**Text shown:**
:::::
What is a "fat pointer"? - pointers

I've read the term "fat pointer" in several contexts already, but I'm not sure what exactly it means and when it is used in Rust. The pointer seems to be twice as large as a normal pointer, but I don't understand why. It also seems to have something to do with trait objects.

The term "fat pointer" is used to refer to references and raw pointers to dynamically sized types (DSTs) – slices or trait objects. A fat pointer contains a pointer plus some information that makes the DST "complete" (e.g. the length).
Most commonly used types in Rust are not DSTs but have a fixed size known at compile time. These types implement the Sized trait. Even types that manage a heap buffer of dynamic size (like Vec<T>) are Sized, as the compiler knows the exact number of bytes a Vec<T> instance will take up on the stack. There are currently four different kinds of DSTs in Rust.
Slices ([T] and str)
:::::
**Extracted data:**
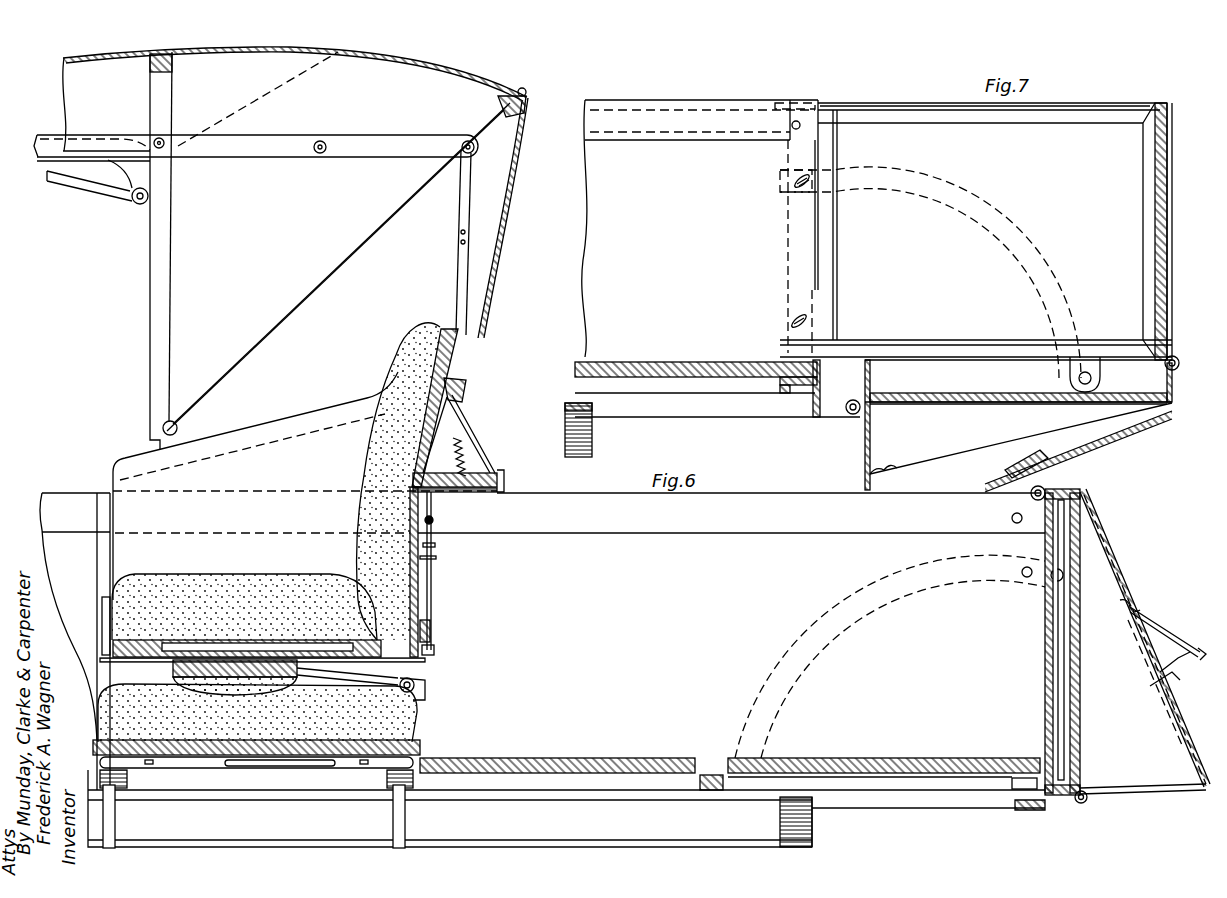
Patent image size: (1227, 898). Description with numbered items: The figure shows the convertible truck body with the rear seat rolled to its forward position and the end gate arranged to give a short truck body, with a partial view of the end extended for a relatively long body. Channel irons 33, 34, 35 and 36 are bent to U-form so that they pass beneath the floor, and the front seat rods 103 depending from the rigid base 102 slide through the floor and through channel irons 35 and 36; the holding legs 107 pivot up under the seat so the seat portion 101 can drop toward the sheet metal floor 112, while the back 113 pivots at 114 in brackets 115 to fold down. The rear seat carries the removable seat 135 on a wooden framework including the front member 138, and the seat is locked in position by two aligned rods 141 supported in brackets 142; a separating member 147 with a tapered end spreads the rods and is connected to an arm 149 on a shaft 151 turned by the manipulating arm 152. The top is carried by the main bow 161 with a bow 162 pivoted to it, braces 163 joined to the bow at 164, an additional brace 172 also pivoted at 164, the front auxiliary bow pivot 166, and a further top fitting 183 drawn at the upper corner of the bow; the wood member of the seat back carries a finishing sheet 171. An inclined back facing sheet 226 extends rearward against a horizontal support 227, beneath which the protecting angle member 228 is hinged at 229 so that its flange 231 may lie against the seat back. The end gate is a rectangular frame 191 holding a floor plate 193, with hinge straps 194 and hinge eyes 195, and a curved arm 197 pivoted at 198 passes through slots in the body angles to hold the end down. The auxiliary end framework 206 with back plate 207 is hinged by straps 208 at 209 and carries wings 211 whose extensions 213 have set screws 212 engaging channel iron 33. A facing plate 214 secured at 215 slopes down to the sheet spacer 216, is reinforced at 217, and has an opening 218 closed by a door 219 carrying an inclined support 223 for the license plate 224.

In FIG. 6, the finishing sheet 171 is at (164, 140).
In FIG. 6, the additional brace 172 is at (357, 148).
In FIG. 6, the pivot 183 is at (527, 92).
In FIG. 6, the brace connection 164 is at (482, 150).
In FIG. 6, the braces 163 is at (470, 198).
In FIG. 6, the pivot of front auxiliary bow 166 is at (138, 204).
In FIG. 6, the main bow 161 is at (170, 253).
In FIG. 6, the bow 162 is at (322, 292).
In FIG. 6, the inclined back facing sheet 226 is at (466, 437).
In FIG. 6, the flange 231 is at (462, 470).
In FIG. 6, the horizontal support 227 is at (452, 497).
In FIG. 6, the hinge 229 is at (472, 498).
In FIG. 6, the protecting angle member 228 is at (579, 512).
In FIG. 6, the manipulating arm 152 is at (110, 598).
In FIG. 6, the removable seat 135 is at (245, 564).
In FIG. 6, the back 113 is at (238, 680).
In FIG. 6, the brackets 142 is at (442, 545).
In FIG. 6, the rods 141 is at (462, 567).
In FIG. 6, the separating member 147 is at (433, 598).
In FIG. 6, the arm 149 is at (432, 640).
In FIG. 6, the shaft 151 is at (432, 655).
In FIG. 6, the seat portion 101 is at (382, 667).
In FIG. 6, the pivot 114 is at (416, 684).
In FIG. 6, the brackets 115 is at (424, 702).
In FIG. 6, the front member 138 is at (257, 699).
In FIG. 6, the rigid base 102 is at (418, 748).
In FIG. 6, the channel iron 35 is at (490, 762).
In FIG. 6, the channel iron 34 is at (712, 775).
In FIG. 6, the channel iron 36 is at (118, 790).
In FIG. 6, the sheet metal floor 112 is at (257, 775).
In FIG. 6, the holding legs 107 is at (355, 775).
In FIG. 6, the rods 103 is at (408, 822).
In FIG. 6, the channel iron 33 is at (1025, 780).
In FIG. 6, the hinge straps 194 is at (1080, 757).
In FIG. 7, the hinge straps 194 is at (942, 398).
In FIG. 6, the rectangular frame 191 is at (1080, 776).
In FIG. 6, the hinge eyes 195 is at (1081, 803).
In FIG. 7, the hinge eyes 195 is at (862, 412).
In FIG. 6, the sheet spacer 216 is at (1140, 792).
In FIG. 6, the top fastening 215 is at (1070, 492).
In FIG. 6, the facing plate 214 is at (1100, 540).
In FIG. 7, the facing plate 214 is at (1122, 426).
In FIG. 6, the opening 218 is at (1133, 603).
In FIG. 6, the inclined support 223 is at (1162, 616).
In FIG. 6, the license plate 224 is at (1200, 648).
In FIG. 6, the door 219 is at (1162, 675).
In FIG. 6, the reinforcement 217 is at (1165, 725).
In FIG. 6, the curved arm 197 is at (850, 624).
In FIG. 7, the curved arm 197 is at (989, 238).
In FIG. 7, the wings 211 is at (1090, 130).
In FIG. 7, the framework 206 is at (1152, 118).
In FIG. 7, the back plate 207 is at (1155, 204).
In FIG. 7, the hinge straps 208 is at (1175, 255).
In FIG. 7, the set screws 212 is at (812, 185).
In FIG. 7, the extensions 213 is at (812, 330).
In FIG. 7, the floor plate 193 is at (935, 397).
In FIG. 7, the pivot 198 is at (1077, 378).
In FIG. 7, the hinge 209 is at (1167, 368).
:::::
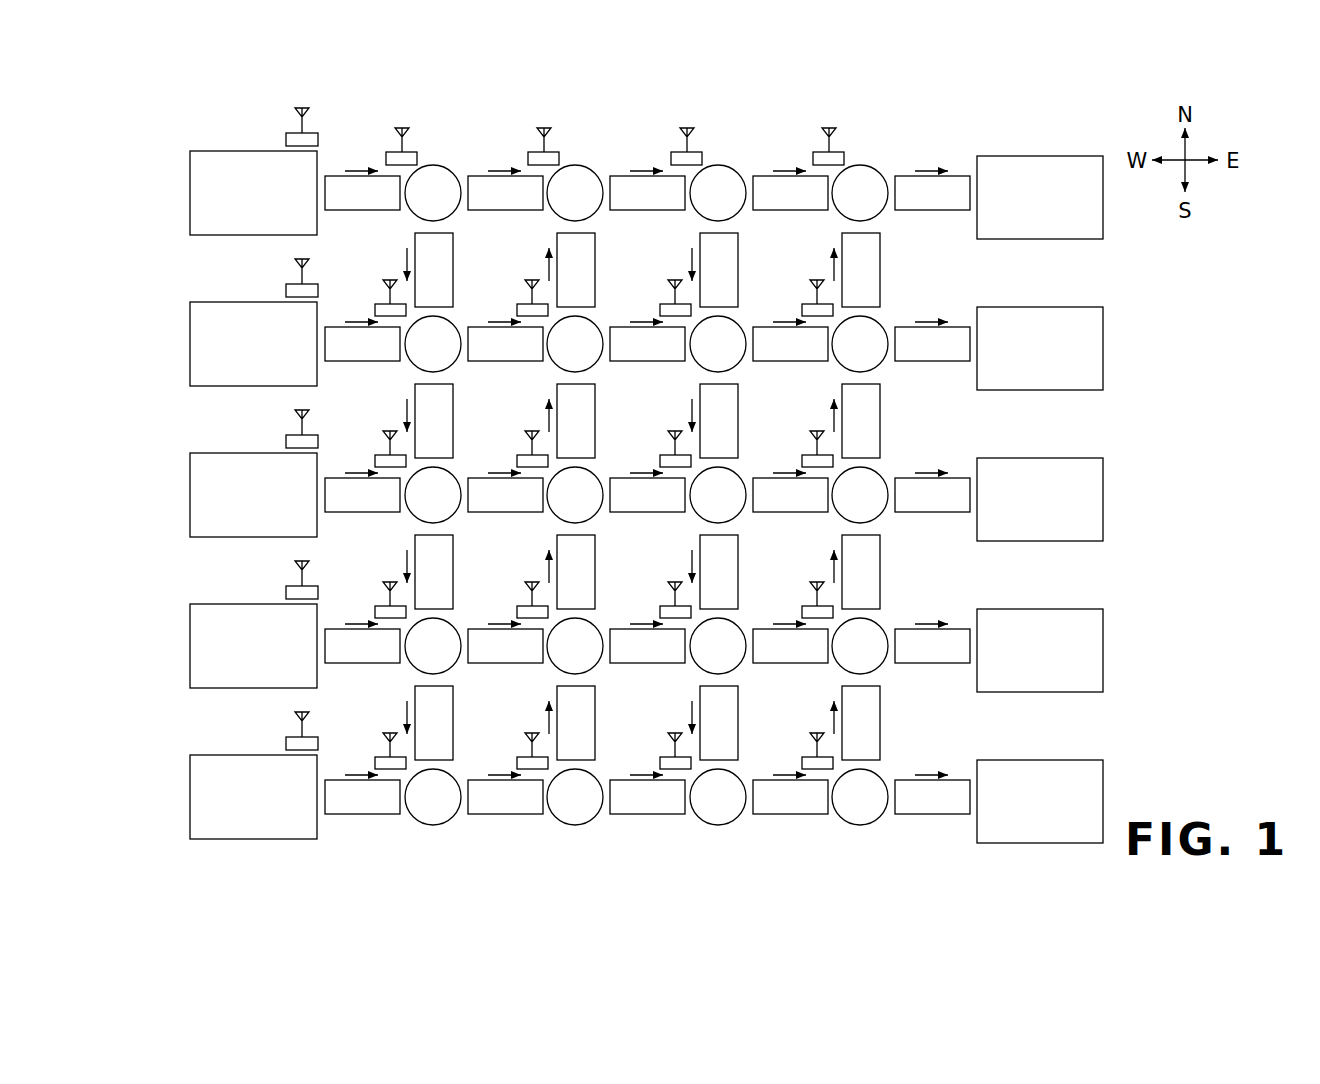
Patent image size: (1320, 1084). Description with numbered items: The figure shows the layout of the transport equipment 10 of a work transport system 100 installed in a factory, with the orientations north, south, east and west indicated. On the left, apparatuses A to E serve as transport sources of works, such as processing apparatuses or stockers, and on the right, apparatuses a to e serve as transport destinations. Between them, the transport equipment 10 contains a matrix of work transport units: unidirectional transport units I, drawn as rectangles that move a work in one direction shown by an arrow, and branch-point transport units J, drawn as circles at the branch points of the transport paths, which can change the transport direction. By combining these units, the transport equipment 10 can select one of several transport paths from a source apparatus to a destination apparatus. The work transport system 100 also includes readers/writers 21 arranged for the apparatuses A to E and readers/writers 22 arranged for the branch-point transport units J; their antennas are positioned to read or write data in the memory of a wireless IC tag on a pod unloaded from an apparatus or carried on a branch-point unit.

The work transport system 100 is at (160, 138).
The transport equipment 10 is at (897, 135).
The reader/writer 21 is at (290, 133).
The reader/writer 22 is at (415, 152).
:::::
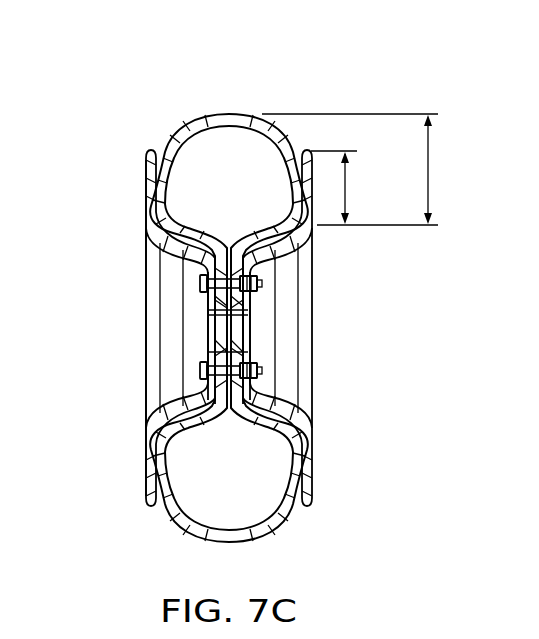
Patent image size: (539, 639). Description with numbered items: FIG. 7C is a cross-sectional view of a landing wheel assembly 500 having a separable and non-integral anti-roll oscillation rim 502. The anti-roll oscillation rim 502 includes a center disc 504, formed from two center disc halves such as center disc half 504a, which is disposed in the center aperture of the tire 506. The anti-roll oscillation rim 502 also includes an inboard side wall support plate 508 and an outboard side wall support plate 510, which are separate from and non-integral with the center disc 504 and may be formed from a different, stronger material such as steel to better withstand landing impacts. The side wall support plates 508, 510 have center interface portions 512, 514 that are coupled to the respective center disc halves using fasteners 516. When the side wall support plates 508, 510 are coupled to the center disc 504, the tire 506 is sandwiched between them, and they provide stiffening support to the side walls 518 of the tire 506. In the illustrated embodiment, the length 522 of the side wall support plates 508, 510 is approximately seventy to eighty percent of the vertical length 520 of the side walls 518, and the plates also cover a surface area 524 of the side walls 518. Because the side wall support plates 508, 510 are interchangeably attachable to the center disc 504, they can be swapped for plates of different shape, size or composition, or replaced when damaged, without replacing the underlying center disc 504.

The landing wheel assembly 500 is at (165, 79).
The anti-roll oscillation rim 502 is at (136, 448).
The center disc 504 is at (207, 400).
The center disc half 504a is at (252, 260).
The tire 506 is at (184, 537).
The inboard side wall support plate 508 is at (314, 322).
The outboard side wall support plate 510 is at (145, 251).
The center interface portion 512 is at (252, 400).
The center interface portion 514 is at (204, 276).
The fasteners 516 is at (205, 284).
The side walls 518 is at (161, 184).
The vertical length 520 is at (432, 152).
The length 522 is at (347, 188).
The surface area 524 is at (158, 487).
:::::
**Task prompt:**
List every Rust type that the fat pointer text above writes out in code form. Leave out traits.

**Written reply:**
Vec<T>, [T], str